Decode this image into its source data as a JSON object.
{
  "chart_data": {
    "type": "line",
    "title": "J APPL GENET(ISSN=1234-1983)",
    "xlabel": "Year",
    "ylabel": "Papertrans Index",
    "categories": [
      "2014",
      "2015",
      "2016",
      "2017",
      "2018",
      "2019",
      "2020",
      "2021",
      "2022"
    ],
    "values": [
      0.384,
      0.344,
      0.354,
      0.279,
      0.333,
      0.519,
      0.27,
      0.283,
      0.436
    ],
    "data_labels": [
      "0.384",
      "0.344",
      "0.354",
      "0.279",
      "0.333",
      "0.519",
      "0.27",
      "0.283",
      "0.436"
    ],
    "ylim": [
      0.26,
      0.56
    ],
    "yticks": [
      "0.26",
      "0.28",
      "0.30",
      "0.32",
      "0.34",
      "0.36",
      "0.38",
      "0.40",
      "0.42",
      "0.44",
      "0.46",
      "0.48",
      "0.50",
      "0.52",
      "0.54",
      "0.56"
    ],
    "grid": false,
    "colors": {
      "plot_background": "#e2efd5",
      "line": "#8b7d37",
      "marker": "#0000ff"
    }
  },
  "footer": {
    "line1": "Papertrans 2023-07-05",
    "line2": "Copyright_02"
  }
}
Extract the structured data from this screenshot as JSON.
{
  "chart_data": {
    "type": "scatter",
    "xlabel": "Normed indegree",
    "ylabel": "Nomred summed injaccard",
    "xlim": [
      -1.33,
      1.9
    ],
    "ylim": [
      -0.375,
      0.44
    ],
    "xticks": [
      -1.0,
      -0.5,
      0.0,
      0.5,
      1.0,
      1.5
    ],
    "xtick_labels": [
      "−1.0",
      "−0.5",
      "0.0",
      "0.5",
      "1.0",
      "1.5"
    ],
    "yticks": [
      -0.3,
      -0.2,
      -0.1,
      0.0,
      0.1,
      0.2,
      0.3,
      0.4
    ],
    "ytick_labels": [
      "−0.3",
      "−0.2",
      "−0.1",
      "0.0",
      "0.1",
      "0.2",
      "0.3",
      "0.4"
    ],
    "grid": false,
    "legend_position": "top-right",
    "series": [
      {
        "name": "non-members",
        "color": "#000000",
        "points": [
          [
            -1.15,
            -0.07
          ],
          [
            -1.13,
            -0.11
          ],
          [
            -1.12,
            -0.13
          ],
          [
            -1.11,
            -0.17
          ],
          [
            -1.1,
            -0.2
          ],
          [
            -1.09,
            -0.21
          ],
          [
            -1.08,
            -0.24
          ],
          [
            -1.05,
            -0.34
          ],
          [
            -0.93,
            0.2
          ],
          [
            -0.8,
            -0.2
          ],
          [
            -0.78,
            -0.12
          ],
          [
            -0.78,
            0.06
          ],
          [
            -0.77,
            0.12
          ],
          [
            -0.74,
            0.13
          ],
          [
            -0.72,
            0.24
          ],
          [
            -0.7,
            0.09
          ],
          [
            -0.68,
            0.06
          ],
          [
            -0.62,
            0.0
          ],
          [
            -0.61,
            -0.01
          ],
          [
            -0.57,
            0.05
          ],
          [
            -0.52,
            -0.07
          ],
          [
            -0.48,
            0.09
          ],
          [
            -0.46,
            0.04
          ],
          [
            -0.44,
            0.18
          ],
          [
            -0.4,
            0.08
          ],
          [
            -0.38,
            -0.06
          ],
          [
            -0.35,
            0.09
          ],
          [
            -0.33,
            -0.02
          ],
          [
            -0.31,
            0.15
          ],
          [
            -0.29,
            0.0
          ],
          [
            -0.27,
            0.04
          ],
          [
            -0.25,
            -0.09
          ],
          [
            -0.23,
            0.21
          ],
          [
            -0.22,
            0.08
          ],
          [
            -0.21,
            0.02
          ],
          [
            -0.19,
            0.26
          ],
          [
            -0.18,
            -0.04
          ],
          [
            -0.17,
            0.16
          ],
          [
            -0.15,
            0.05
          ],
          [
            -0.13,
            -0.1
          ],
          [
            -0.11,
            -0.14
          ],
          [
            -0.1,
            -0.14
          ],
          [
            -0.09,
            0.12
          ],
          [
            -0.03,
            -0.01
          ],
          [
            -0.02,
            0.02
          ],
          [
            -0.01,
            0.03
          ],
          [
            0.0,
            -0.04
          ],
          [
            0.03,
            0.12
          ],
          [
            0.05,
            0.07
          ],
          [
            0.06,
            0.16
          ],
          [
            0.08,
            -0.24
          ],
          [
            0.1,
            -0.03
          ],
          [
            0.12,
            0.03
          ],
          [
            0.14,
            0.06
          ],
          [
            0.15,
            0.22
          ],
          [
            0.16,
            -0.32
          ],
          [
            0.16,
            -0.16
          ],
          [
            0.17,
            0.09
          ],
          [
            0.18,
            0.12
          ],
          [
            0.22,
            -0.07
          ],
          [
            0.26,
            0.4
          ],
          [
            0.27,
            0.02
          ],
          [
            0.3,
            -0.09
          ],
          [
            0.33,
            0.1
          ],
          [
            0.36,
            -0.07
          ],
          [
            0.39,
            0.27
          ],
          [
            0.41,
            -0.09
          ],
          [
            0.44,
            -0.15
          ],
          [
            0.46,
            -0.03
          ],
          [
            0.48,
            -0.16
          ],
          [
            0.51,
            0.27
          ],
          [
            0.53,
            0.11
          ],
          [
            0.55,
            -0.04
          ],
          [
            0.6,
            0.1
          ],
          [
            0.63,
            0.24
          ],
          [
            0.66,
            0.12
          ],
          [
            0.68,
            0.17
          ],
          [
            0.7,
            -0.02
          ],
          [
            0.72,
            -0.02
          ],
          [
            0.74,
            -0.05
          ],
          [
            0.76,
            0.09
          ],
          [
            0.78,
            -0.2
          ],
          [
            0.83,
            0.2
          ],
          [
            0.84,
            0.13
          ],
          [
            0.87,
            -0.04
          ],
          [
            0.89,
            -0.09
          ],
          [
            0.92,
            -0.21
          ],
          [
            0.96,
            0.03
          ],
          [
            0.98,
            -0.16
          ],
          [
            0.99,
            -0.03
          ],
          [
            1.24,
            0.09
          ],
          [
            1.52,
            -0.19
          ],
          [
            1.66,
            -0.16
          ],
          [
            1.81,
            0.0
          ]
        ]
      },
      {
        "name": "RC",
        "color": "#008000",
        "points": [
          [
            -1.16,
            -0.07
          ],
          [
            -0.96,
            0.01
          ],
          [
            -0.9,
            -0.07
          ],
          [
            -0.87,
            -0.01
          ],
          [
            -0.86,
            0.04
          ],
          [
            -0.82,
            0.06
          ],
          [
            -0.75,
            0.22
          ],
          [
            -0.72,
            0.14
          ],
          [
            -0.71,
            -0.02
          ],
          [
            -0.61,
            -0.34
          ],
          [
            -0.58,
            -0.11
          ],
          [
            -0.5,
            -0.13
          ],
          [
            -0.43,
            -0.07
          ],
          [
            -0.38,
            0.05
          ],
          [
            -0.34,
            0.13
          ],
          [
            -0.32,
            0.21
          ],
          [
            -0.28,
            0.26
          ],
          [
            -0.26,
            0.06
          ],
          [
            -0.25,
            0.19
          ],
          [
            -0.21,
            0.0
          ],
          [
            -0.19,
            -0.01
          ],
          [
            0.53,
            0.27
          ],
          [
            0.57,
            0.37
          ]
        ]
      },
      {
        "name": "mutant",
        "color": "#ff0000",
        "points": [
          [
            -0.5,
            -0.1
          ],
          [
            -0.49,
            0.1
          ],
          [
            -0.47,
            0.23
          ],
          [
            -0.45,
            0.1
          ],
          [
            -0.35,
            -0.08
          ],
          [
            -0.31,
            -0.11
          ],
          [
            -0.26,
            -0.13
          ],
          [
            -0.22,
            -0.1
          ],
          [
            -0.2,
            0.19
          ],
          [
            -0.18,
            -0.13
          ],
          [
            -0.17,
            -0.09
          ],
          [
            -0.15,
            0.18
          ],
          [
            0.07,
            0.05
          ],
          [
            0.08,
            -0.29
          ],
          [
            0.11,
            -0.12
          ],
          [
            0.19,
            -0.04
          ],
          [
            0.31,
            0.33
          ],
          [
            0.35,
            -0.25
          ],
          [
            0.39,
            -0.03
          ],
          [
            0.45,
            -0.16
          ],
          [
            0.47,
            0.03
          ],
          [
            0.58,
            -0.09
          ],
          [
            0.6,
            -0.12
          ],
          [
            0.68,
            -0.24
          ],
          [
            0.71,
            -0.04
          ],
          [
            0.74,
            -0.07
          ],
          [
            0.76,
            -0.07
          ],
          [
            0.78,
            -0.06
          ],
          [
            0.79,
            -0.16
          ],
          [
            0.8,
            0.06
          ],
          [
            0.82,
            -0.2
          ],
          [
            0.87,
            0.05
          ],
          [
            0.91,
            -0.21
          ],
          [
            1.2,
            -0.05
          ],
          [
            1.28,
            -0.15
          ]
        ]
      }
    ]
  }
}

▶ _To do_
Copy every line above that holds the word "xlabel".

▶ _Exercise output_
    "xlabel": "Year",
    "xlabel": "Normed indegree",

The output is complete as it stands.